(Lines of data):

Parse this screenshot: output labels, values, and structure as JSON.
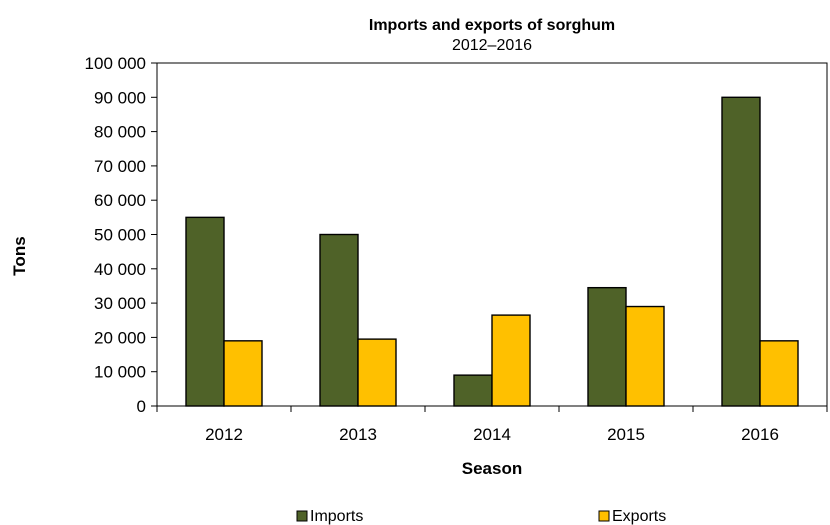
{
  "chart_data": {
    "type": "bar",
    "title": "Imports and exports of sorghum",
    "subtitle": "2012–2016",
    "xlabel": "Season",
    "ylabel": "Tons",
    "categories": [
      "2012",
      "2013",
      "2014",
      "2015",
      "2016"
    ],
    "series": [
      {
        "name": "Imports",
        "color": "#4f6228",
        "values": [
          55000,
          50000,
          9000,
          34500,
          90000
        ]
      },
      {
        "name": "Exports",
        "color": "#ffc000",
        "values": [
          19000,
          19500,
          26500,
          29000,
          19000
        ]
      }
    ],
    "ylim": [
      0,
      100000
    ],
    "yticks": [
      0,
      10000,
      20000,
      30000,
      40000,
      50000,
      60000,
      70000,
      80000,
      90000,
      100000
    ],
    "ytick_labels": [
      "0",
      "10 000",
      "20 000",
      "30 000",
      "40 000",
      "50 000",
      "60 000",
      "70 000",
      "80 000",
      "90 000",
      "100 000"
    ],
    "grid": false,
    "legend_position": "bottom"
  }
}
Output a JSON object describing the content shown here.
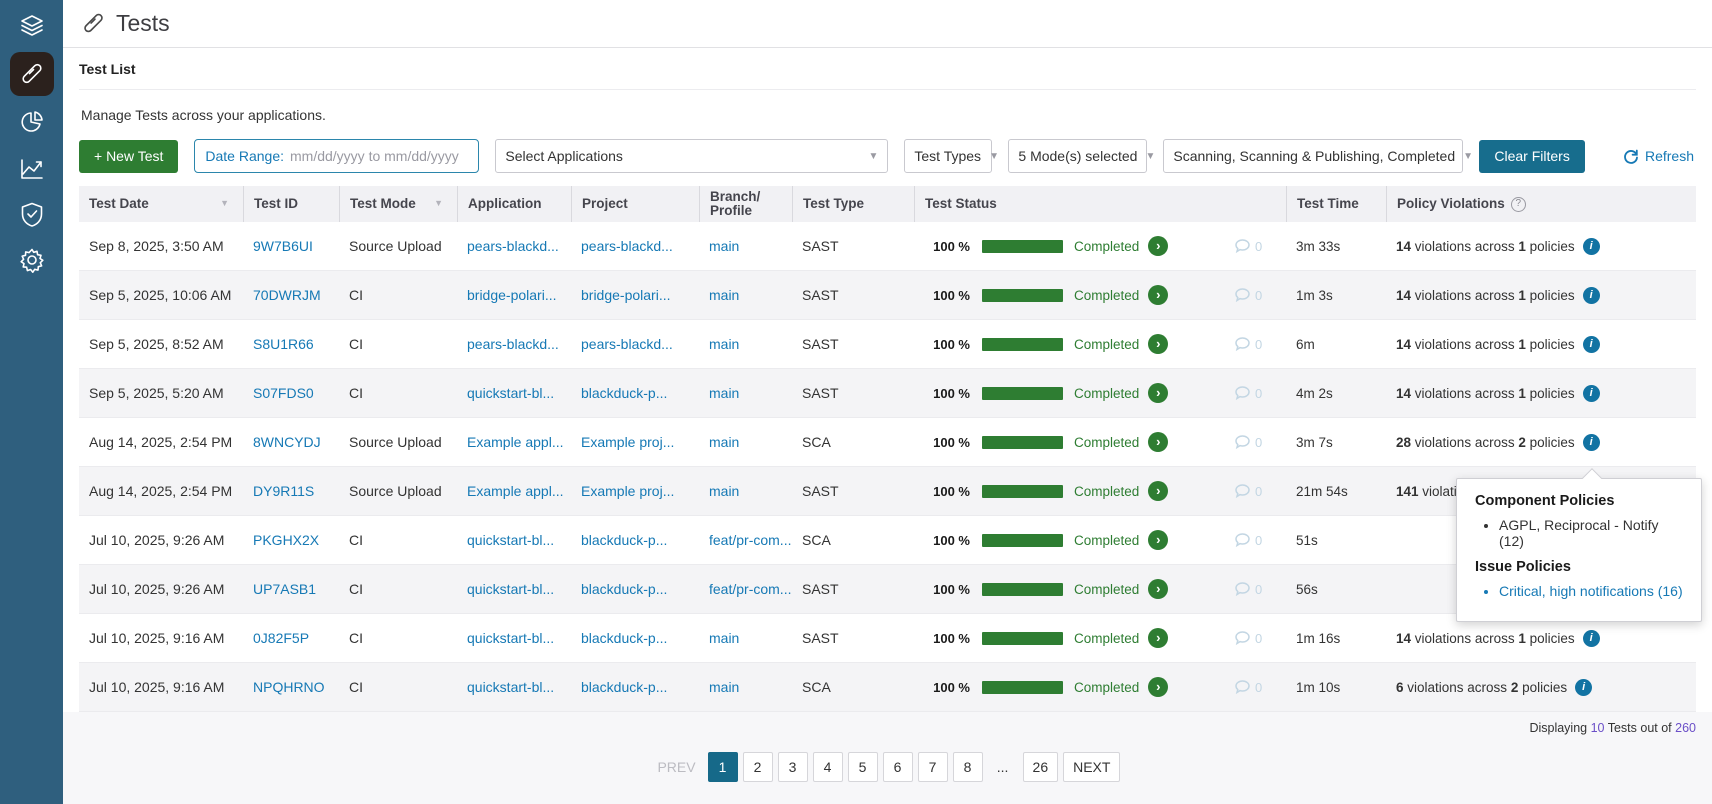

(Instructions to follow): All of the entries above should be copied exactly, except for the pictures.

(Exercise response):
Parse this screenshot: output labels, values, and structure as JSON.
{
  "chart_data": {
    "type": "bar",
    "title": "Imports and exports of sorghum",
    "subtitle": "2012–2016",
    "xlabel": "Season",
    "ylabel": "Tons",
    "categories": [
      "2012",
      "2013",
      "2014",
      "2015",
      "2016"
    ],
    "series": [
      {
        "name": "Imports",
        "color": "#4f6228",
        "values": [
          55000,
          50000,
          9000,
          34500,
          90000
        ]
      },
      {
        "name": "Exports",
        "color": "#ffc000",
        "values": [
          19000,
          19500,
          26500,
          29000,
          19000
        ]
      }
    ],
    "ylim": [
      0,
      100000
    ],
    "yticks": [
      0,
      10000,
      20000,
      30000,
      40000,
      50000,
      60000,
      70000,
      80000,
      90000,
      100000
    ],
    "ytick_labels": [
      "0",
      "10 000",
      "20 000",
      "30 000",
      "40 000",
      "50 000",
      "60 000",
      "70 000",
      "80 000",
      "90 000",
      "100 000"
    ],
    "grid": false,
    "legend_position": "bottom"
  }
}
Output a JSON object describing the content shown here.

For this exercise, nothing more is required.